## Stated task
Which lines hold the string "Resistance"? Copy every one of them.

## Recorded information
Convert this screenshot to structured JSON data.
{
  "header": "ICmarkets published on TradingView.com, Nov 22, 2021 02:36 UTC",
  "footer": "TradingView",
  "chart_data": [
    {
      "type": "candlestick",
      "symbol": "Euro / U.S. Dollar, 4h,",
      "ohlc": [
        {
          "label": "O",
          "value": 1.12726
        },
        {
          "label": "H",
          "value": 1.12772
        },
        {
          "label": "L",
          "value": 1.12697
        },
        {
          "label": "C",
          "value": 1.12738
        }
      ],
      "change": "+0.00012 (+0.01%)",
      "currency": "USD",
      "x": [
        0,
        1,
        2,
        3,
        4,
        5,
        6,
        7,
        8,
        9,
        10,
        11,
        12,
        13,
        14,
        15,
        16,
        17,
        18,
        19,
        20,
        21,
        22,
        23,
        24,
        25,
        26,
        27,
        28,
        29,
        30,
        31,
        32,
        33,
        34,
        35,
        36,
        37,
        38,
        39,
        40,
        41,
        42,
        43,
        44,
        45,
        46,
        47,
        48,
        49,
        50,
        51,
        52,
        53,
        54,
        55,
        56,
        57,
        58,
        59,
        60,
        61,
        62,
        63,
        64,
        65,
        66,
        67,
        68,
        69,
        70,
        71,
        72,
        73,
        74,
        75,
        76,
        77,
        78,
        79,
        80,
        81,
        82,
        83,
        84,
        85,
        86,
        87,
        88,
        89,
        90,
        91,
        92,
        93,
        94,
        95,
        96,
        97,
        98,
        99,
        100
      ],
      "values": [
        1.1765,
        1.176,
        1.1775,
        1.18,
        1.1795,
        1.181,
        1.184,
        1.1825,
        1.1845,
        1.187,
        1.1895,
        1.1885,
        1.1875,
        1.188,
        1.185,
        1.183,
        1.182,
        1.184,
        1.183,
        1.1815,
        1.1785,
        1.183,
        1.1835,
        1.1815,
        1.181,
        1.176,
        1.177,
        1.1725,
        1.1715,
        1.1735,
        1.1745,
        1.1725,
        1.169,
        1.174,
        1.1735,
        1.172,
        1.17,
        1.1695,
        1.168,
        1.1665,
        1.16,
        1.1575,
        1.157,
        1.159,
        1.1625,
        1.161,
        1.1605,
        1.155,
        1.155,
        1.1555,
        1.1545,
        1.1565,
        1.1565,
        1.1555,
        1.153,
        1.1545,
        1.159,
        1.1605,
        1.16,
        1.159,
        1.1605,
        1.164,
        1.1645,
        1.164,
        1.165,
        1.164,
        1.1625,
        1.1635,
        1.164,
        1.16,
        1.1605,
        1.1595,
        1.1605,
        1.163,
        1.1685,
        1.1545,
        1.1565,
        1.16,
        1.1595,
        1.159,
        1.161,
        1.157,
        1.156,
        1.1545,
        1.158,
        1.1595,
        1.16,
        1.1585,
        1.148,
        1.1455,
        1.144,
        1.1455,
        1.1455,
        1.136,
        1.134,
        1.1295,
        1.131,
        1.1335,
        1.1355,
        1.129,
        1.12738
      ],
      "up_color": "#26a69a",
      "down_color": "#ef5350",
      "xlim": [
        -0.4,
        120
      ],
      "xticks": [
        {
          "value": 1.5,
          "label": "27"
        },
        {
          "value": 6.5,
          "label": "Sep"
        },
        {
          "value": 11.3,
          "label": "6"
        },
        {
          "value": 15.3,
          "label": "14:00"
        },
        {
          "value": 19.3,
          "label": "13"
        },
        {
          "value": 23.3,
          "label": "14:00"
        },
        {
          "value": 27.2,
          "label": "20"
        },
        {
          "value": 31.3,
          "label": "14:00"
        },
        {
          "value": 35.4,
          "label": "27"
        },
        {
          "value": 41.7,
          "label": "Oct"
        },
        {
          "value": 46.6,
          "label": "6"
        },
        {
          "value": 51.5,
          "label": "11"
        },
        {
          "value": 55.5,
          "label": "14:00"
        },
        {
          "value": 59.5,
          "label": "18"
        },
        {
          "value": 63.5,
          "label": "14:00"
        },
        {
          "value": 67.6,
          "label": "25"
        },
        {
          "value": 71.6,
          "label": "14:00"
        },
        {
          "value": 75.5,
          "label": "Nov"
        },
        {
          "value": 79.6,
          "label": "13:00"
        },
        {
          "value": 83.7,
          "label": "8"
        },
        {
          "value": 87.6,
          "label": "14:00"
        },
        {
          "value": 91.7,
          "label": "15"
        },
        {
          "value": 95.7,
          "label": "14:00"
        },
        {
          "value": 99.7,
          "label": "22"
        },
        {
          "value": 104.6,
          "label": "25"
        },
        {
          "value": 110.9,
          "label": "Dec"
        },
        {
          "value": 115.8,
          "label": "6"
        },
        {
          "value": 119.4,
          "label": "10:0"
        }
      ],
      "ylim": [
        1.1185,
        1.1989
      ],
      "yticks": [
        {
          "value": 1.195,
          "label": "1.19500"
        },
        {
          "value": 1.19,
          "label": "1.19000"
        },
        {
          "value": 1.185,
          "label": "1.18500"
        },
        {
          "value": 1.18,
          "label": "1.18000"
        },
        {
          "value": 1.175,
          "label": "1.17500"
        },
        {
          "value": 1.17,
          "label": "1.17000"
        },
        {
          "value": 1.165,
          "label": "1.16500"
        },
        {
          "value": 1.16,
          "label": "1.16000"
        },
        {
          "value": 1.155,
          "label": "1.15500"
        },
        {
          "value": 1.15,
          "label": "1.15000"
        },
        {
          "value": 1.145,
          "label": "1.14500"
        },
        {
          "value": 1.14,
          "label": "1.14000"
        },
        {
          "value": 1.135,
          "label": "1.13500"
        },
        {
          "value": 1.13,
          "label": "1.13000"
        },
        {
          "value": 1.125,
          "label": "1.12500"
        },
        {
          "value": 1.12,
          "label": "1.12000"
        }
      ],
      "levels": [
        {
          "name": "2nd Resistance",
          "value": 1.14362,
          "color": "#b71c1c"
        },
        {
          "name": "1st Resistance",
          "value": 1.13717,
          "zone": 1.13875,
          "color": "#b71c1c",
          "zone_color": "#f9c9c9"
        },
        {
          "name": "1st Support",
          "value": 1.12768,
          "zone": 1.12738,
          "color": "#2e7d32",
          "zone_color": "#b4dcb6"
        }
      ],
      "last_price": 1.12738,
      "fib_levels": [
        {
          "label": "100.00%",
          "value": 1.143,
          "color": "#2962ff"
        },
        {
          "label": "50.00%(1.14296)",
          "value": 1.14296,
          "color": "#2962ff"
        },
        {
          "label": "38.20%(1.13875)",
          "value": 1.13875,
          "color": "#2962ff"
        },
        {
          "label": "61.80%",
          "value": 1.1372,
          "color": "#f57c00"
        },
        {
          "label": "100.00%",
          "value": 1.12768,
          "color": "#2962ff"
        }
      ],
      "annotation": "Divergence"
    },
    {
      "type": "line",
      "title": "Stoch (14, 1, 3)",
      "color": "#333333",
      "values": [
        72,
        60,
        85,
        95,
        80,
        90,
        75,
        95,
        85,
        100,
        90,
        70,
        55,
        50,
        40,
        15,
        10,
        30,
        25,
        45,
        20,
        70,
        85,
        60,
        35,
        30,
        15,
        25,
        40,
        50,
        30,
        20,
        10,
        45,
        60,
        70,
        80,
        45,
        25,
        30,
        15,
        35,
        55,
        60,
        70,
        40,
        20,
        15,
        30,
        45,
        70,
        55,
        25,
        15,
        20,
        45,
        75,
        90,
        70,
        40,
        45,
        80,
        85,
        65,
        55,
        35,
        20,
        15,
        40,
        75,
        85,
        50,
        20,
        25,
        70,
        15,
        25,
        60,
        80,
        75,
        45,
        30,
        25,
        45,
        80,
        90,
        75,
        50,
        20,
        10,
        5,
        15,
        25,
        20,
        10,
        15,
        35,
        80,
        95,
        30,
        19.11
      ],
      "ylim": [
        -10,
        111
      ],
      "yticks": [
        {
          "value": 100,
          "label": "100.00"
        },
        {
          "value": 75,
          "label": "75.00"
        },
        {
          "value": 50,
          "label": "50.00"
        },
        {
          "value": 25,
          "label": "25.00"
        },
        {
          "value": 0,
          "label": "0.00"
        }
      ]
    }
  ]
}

## Expected output
          "name": "2nd Resistance",
          "name": "1st Resistance",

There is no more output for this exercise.